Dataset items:
╔══
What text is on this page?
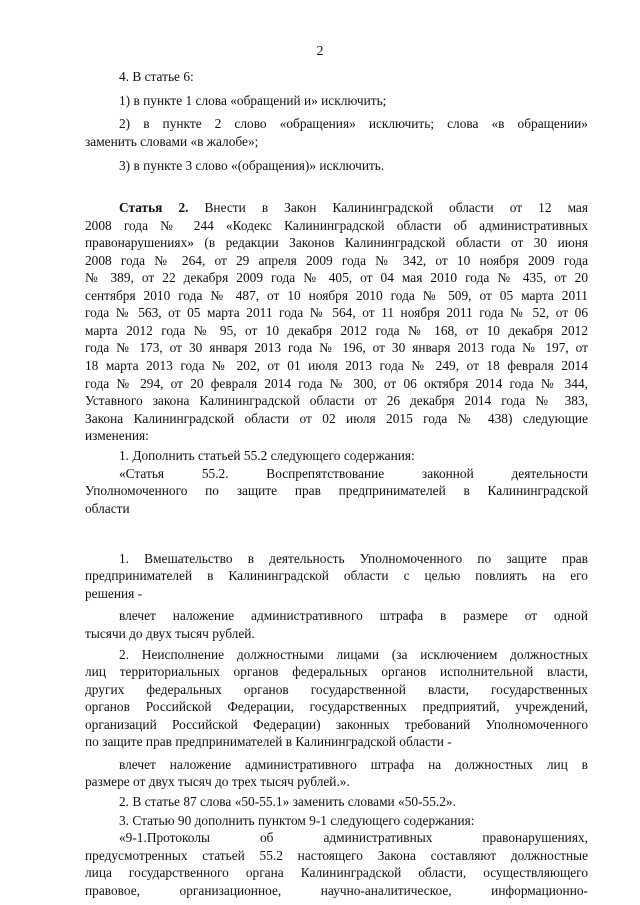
2
4. В статье 6:
1) в пункте 1 слова «обращений и» исключить;
2) в пункте 2 слово «обращения» исключить; слова «в обращении»
заменить словами «в жалобе»;
3) в пункте 3 слово «(обращения)» исключить.
Статья 2. Внести в Закон Калининградской области от 12 мая
2008 года № 244 «Кодекс Калининградской области об административных
правонарушениях» (в редакции Законов Калининградской области от 30 июня
2008 года № 264, от 29 апреля 2009 года № 342, от 10 ноября 2009 года
№ 389, от 22 декабря 2009 года № 405, от 04 мая 2010 года № 435, от 20
сентября 2010 года № 487, от 10 ноября 2010 года № 509, от 05 марта 2011
года № 563, от 05 марта 2011 года № 564, от 11 ноября 2011 года № 52, от 06
марта 2012 года № 95, от 10 декабря 2012 года № 168, от 10 декабря 2012
года № 173, от 30 января 2013 года № 196, от 30 января 2013 года № 197, от
18 марта 2013 года № 202, от 01 июля 2013 года № 249, от 18 февраля 2014
года № 294, от 20 февраля 2014 года № 300, от 06 октября 2014 года № 344,
Уставного закона Калининградской области от 26 декабря 2014 года № 383,
Закона Калининградской области от 02 июля 2015 года № 438) следующие
изменения:
1. Дополнить статьей 55.2 следующего содержания:
«Статья 55.2. Воспрепятствование законной деятельности
Уполномоченного по защите прав предпринимателей в Калининградской
области
1. Вмешательство в деятельность Уполномоченного по защите прав
предпринимателей в Калининградской области с целью повлиять на его
решения -
влечет наложение административного штрафа в размере от одной
тысячи до двух тысяч рублей.
2. Неисполнение должностными лицами (за исключением должностных
лиц территориальных органов федеральных органов исполнительной власти,
других федеральных органов государственной власти, государственных
органов Российской Федерации, государственных предприятий, учреждений,
организаций Российской Федерации) законных требований Уполномоченного
по защите прав предпринимателей в Калининградской области -
влечет наложение административного штрафа на должностных лиц в
размере от двух тысяч до трех тысяч рублей.».
2. В статье 87 слова «50-55.1» заменить словами «50-55.2».
3. Статью 90 дополнить пунктом 9-1 следующего содержания:
«9-1.Протоколы об административных правонарушениях,
предусмотренных статьей 55.2 настоящего Закона составляют должностные
лица государственного органа Калининградской области, осуществляющего
правовое, организационное, научно-аналитическое, информационно-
╚══
Aim of the exercise:
Omit all pictures while transcribing the entries verbatim.

Written solution:
What text is on this page?
2
4. В статье 6:
1) в пункте 1 слова «обращений и» исключить;
2) в пункте 2 слово «обращения» исключить; слова «в обращении»
заменить словами «в жалобе»;
3) в пункте 3 слово «(обращения)» исключить.
Статья 2. Внести в Закон Калининградской области от 12 мая
2008 года № 244 «Кодекс Калининградской области об административных
правонарушениях» (в редакции Законов Калининградской области от 30 июня
2008 года № 264, от 29 апреля 2009 года № 342, от 10 ноября 2009 года
№ 389, от 22 декабря 2009 года № 405, от 04 мая 2010 года № 435, от 20
сентября 2010 года № 487, от 10 ноября 2010 года № 509, от 05 марта 2011
года № 563, от 05 марта 2011 года № 564, от 11 ноября 2011 года № 52, от 06
марта 2012 года № 95, от 10 декабря 2012 года № 168, от 10 декабря 2012
года № 173, от 30 января 2013 года № 196, от 30 января 2013 года № 197, от
18 марта 2013 года № 202, от 01 июля 2013 года № 249, от 18 февраля 2014
года № 294, от 20 февраля 2014 года № 300, от 06 октября 2014 года № 344,
Уставного закона Калининградской области от 26 декабря 2014 года № 383,
Закона Калининградской области от 02 июля 2015 года № 438) следующие
изменения:
1. Дополнить статьей 55.2 следующего содержания:
«Статья 55.2. Воспрепятствование законной деятельности
Уполномоченного по защите прав предпринимателей в Калининградской
области
1. Вмешательство в деятельность Уполномоченного по защите прав
предпринимателей в Калининградской области с целью повлиять на его
решения -
влечет наложение административного штрафа в размере от одной
тысячи до двух тысяч рублей.
2. Неисполнение должностными лицами (за исключением должностных
лиц территориальных органов федеральных органов исполнительной власти,
других федеральных органов государственной власти, государственных
органов Российской Федерации, государственных предприятий, учреждений,
организаций Российской Федерации) законных требований Уполномоченного
по защите прав предпринимателей в Калининградской области -
влечет наложение административного штрафа на должностных лиц в
размере от двух тысяч до трех тысяч рублей.».
2. В статье 87 слова «50-55.1» заменить словами «50-55.2».
3. Статью 90 дополнить пунктом 9-1 следующего содержания:
«9-1.Протоколы об административных правонарушениях,
предусмотренных статьей 55.2 настоящего Закона составляют должностные
лица государственного органа Калининградской области, осуществляющего
правовое, организационное, научно-аналитическое, информационно-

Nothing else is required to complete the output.